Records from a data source
********************

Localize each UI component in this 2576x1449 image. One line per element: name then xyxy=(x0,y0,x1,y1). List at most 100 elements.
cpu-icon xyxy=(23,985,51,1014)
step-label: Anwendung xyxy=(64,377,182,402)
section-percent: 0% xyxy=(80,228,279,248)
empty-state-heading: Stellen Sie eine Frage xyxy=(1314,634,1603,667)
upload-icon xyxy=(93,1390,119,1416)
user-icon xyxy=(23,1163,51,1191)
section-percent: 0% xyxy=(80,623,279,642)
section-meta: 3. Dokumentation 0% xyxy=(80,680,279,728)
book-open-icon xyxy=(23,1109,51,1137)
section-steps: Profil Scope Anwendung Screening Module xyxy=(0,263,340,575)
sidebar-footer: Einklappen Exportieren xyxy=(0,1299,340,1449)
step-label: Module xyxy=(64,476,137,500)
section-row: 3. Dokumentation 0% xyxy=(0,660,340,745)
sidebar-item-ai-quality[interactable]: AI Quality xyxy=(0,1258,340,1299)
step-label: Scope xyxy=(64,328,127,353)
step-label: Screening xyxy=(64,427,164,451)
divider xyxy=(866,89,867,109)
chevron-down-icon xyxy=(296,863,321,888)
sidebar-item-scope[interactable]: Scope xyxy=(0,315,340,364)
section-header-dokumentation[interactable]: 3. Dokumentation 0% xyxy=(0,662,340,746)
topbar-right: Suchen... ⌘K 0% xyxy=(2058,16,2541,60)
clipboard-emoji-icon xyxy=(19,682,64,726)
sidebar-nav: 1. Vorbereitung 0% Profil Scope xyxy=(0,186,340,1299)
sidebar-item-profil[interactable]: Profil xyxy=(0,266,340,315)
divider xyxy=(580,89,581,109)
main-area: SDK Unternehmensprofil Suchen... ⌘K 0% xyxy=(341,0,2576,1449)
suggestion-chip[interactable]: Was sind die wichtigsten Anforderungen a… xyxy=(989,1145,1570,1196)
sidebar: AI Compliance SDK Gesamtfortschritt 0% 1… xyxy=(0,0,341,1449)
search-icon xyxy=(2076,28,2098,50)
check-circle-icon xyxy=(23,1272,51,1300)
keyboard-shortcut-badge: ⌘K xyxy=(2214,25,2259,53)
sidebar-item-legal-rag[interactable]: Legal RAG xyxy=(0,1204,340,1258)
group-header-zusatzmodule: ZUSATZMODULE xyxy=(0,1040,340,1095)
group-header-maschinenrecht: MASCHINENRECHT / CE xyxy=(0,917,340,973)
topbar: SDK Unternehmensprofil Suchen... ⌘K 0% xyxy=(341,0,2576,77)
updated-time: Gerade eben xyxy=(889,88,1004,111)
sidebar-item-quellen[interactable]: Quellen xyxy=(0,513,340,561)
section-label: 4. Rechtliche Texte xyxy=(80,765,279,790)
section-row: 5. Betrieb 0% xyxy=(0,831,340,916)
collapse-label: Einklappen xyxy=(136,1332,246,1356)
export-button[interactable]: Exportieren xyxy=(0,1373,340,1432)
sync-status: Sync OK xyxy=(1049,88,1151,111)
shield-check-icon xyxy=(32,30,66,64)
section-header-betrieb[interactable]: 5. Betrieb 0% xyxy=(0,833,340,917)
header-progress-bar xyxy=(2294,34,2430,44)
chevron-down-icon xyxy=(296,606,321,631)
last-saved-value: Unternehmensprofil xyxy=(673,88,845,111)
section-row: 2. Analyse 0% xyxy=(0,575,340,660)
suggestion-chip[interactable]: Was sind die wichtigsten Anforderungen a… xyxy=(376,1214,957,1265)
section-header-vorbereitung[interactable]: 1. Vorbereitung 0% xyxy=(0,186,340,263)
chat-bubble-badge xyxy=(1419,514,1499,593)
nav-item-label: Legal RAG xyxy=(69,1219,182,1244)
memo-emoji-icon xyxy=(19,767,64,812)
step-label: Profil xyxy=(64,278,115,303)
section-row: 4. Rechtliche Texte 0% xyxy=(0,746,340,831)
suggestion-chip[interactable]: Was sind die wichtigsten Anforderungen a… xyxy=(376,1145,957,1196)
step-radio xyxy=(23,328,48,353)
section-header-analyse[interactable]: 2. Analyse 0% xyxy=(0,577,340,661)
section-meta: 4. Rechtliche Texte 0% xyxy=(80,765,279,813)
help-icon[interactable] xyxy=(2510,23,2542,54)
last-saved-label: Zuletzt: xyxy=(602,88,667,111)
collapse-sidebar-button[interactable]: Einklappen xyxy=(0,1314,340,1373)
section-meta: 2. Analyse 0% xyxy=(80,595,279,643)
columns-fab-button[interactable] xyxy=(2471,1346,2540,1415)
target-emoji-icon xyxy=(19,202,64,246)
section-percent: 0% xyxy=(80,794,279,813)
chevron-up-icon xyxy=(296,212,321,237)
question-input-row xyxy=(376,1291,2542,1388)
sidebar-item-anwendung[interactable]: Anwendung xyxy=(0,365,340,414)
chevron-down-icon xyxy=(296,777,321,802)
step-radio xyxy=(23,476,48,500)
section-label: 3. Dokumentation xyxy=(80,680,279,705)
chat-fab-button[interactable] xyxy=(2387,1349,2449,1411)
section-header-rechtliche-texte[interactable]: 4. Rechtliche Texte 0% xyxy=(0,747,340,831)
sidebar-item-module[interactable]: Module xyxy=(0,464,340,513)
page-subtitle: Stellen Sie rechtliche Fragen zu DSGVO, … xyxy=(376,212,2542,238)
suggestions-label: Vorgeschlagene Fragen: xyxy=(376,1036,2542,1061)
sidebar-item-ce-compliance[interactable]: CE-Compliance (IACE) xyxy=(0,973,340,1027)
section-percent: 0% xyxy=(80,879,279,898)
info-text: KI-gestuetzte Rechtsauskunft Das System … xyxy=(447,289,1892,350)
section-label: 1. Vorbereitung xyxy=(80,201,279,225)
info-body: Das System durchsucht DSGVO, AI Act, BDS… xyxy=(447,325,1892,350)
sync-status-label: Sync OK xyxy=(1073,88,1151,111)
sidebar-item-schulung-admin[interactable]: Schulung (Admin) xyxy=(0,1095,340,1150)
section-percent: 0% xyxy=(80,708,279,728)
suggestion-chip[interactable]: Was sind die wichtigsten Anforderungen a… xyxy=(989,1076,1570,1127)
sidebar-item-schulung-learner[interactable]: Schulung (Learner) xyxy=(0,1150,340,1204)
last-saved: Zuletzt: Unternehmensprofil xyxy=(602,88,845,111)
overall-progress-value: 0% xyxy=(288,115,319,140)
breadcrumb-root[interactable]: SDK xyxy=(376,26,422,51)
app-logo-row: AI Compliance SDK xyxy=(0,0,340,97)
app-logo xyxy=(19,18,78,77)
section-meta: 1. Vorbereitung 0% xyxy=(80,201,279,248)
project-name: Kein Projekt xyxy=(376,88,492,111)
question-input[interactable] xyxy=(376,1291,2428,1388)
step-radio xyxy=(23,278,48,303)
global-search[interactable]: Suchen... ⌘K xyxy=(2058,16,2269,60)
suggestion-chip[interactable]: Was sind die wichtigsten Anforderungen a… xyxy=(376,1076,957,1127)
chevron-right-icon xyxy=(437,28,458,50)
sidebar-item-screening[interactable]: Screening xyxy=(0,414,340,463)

********************

◆ EXERCISE ◆
Rewrite the data from its first line through the line that contains "topbar-right: Suchen... ⌘K", changing "step-label" to "step-name" everywhere it appears and leaving everything else the same.

◆ TASK ANSWER ◆
Localize each UI component in this 2576x1449 image. One line per element: name then xyxy=(x0,y0,x1,y1). List at most 100 elements.
cpu-icon xyxy=(23,985,51,1014)
step-name: Anwendung xyxy=(64,377,182,402)
section-percent: 0% xyxy=(80,228,279,248)
empty-state-heading: Stellen Sie eine Frage xyxy=(1314,634,1603,667)
upload-icon xyxy=(93,1390,119,1416)
user-icon xyxy=(23,1163,51,1191)
section-percent: 0% xyxy=(80,623,279,642)
section-meta: 3. Dokumentation 0% xyxy=(80,680,279,728)
book-open-icon xyxy=(23,1109,51,1137)
section-steps: Profil Scope Anwendung Screening Module xyxy=(0,263,340,575)
sidebar-footer: Einklappen Exportieren xyxy=(0,1299,340,1449)
step-name: Module xyxy=(64,476,137,500)
section-row: 3. Dokumentation 0% xyxy=(0,660,340,745)
sidebar-item-ai-quality[interactable]: AI Quality xyxy=(0,1258,340,1299)
step-name: Scope xyxy=(64,328,127,353)
step-name: Screening xyxy=(64,427,164,451)
divider xyxy=(866,89,867,109)
chevron-down-icon xyxy=(296,863,321,888)
sidebar-item-scope[interactable]: Scope xyxy=(0,315,340,364)
section-header-dokumentation[interactable]: 3. Dokumentation 0% xyxy=(0,662,340,746)
topbar-right: Suchen... ⌘K 0% xyxy=(2058,16,2541,60)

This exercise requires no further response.